> STATED PROBLEM
Pick out each line of the records in which the word "remote" appears.

> RECORDS TO USE
## Start

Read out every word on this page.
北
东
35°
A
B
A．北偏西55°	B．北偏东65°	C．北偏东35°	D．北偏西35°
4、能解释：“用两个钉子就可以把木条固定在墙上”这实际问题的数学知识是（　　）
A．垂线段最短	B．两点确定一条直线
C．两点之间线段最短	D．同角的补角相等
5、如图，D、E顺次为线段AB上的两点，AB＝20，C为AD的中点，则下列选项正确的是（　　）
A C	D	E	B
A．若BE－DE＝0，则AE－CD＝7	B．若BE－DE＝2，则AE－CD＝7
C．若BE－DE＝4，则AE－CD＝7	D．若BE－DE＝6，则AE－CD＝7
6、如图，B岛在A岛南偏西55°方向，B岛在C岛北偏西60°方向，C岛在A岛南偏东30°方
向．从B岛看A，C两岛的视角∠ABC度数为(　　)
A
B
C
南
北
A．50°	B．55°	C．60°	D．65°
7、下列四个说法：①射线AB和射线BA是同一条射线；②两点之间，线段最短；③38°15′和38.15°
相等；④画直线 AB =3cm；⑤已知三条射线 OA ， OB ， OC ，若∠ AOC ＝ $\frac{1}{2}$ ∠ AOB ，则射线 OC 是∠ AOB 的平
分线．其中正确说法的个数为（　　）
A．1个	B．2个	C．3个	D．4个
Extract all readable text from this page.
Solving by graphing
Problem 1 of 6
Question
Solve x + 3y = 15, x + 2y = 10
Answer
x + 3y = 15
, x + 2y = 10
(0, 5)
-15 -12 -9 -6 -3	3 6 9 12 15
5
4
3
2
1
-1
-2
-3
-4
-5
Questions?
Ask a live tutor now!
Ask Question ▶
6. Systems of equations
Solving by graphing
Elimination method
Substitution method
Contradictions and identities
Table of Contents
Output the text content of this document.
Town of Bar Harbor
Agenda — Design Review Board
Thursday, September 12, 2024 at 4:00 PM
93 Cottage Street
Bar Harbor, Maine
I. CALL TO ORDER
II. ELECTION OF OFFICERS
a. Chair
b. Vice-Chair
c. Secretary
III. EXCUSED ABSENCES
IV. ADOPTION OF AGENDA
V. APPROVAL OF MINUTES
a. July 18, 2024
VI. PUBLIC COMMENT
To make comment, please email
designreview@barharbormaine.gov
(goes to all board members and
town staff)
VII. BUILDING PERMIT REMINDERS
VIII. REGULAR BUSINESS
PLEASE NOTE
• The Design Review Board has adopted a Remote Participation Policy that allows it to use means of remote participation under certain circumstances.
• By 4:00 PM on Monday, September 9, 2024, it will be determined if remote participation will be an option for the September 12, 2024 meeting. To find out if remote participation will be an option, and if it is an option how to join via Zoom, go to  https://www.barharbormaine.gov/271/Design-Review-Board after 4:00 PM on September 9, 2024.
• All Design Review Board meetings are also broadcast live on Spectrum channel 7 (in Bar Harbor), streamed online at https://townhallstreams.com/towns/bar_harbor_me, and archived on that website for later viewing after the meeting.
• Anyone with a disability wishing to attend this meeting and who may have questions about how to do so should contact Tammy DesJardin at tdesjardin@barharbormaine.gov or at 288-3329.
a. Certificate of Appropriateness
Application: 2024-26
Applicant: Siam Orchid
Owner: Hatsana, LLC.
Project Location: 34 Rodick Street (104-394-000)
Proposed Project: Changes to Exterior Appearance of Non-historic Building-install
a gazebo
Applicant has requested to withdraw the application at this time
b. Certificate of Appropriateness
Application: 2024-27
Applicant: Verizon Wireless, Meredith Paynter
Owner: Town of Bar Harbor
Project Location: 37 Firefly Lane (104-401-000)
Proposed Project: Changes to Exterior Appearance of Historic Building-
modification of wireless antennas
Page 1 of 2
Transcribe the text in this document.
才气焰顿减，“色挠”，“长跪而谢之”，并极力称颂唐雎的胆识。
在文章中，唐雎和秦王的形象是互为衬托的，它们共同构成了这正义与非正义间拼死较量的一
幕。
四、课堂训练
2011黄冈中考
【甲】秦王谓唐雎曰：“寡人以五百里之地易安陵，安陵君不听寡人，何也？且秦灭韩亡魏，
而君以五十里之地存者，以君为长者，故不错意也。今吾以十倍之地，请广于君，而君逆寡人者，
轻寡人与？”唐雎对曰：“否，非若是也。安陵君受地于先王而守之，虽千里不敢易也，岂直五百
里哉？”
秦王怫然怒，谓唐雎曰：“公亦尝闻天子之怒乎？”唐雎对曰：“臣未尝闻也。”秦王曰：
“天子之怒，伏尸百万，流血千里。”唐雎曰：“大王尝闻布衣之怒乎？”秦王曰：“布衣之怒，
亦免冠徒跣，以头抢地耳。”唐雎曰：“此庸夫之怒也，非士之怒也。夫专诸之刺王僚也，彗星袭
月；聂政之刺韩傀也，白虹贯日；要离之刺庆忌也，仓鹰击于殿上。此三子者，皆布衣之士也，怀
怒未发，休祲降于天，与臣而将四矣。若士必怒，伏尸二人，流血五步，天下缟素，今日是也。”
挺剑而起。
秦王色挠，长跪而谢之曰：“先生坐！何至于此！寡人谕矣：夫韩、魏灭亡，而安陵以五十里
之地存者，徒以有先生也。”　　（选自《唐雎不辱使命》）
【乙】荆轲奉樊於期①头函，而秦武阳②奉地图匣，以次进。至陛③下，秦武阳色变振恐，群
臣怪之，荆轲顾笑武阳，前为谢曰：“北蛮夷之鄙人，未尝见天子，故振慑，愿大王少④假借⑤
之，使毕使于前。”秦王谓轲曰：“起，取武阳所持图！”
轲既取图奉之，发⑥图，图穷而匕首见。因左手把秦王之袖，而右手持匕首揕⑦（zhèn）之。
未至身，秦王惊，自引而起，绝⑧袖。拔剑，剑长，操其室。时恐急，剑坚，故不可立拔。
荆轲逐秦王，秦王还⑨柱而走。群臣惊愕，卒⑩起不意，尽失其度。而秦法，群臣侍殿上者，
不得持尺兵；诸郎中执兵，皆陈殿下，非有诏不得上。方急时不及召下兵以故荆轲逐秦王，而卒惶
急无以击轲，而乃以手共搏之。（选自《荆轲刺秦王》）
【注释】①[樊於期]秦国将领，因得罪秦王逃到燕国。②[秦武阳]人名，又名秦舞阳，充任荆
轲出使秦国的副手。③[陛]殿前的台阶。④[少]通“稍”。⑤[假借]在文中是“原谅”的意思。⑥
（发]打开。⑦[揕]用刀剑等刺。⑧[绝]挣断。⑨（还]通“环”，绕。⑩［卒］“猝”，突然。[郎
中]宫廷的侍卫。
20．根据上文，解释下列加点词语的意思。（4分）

## End

> SOLUTION TO THIS EXERCISE
• The Design Review Board has adopted a Remote Participation Policy that allows it to use means of remote participation under certain circumstances.
• By 4:00 PM on Monday, September 9, 2024, it will be determined if remote participation will be an option for the September 12, 2024 meeting. To find out if remote participation will be an option, and if it is an option how to join via Zoom, go to  https://www.barharbormaine.gov/271/Design-Review-Board after 4:00 PM on September 9, 2024.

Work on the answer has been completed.